[INPUT]
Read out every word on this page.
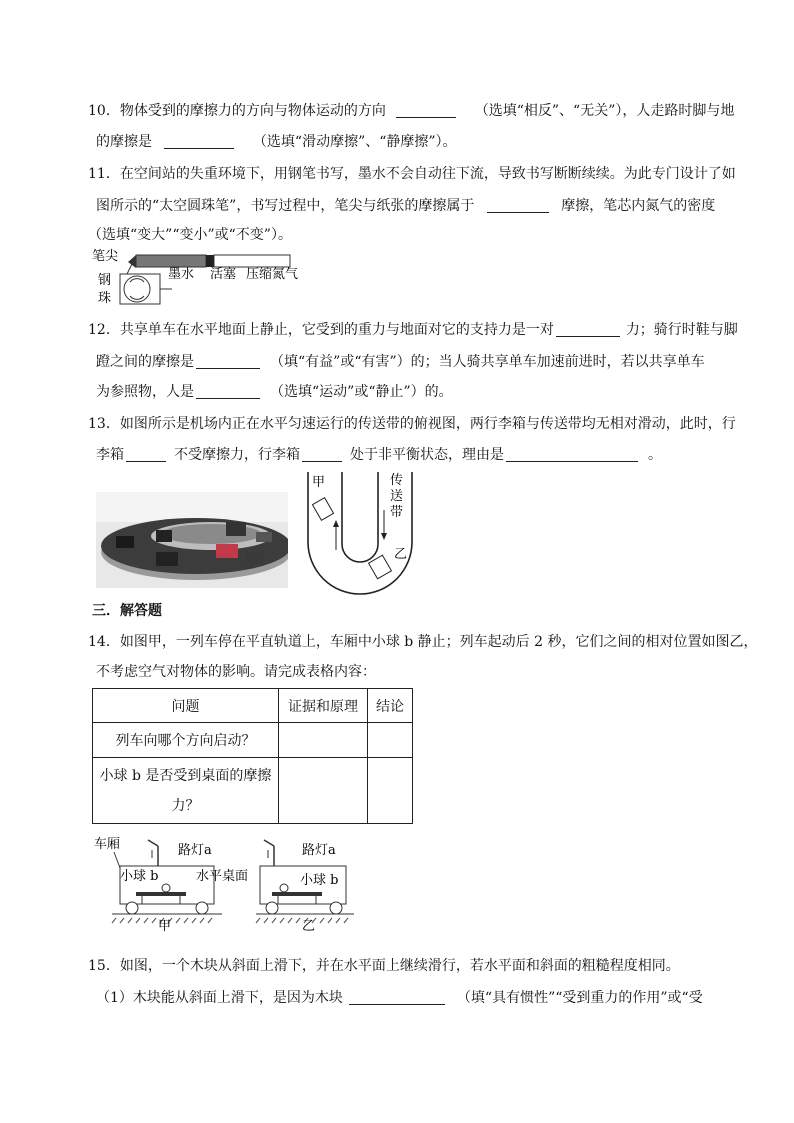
10．物体受到的摩擦力的方向与物体运动的方向	（选填“相反”、“无关”），人走路时脚与地
的摩擦是	（选填“滑动摩擦”、“静摩擦”）。
11．在空间站的失重环境下，用钢笔书写，墨水不会自动往下流，导致书写断断续续。为此专门设计了如
图所示的“太空圆珠笔”，书写过程中，笔尖与纸张的摩擦属于	摩擦，笔芯内氮气的密度
（选填“变大”“变小”或“不变”）。
笔尖
钢
珠
墨水 活塞 压缩氮气
12．共享单车在水平地面上静止，它受到的重力与地面对它的支持力是一对	力；骑行时鞋与脚
蹬之间的摩擦是	（填“有益”或“有害”）的；当人骑共享单车加速前进时，若以共享单车
为参照物，人是	（选填“运动”或“静止”）的。
13．如图所示是机场内正在水平匀速运行的传送带的俯视图，两行李箱与传送带均无相对滑动，此时，行
李箱	不受摩擦力，行李箱	处于非平衡状态，理由是	。
甲	传
送
带
乙
三．解答题
14．如图甲，一列车停在平直轨道上，车厢中小球 b 静止；列车起动后 2 秒，它们之间的相对位置如图乙，
不考虑空气对物体的影响。请完成表格内容：
问题	证据和原理	结论
列车向哪个方向启动？		

小球 b 是否受到桌面的摩擦
力？		

车厢	路灯a
小球 b	水平桌面
甲
路灯a
小球 b
乙
15．如图，一个木块从斜面上滑下，并在水平面上继续滑行，若水平面和斜面的粗糙程度相同。
（1）木块能从斜面上滑下，是因为木块	（填“具有惯性”“受到重力的作用”或“受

[REQUIRED TASK] Write the records above out again exactly, with no pictures in your copy.

[CORRECT RESPONSE]
Read out every word on this page.
10．物体受到的摩擦力的方向与物体运动的方向	（选填“相反”、“无关”），人走路时脚与地
的摩擦是	（选填“滑动摩擦”、“静摩擦”）。
11．在空间站的失重环境下，用钢笔书写，墨水不会自动往下流，导致书写断断续续。为此专门设计了如
图所示的“太空圆珠笔”，书写过程中，笔尖与纸张的摩擦属于	摩擦，笔芯内氮气的密度
（选填“变大”“变小”或“不变”）。
笔尖
钢
珠
墨水 活塞 压缩氮气
12．共享单车在水平地面上静止，它受到的重力与地面对它的支持力是一对	力；骑行时鞋与脚
蹬之间的摩擦是	（填“有益”或“有害”）的；当人骑共享单车加速前进时，若以共享单车
为参照物，人是	（选填“运动”或“静止”）的。
13．如图所示是机场内正在水平匀速运行的传送带的俯视图，两行李箱与传送带均无相对滑动，此时，行
李箱	不受摩擦力，行李箱	处于非平衡状态，理由是	。
甲	传
送
带
乙
三．解答题
14．如图甲，一列车停在平直轨道上，车厢中小球 b 静止；列车起动后 2 秒，它们之间的相对位置如图乙，
不考虑空气对物体的影响。请完成表格内容：
问题	证据和原理	结论
列车向哪个方向启动？		

小球 b 是否受到桌面的摩擦
力？		

车厢	路灯a
小球 b	水平桌面
甲
路灯a
小球 b
乙
15．如图，一个木块从斜面上滑下，并在水平面上继续滑行，若水平面和斜面的粗糙程度相同。
（1）木块能从斜面上滑下，是因为木块	（填“具有惯性”“受到重力的作用”或“受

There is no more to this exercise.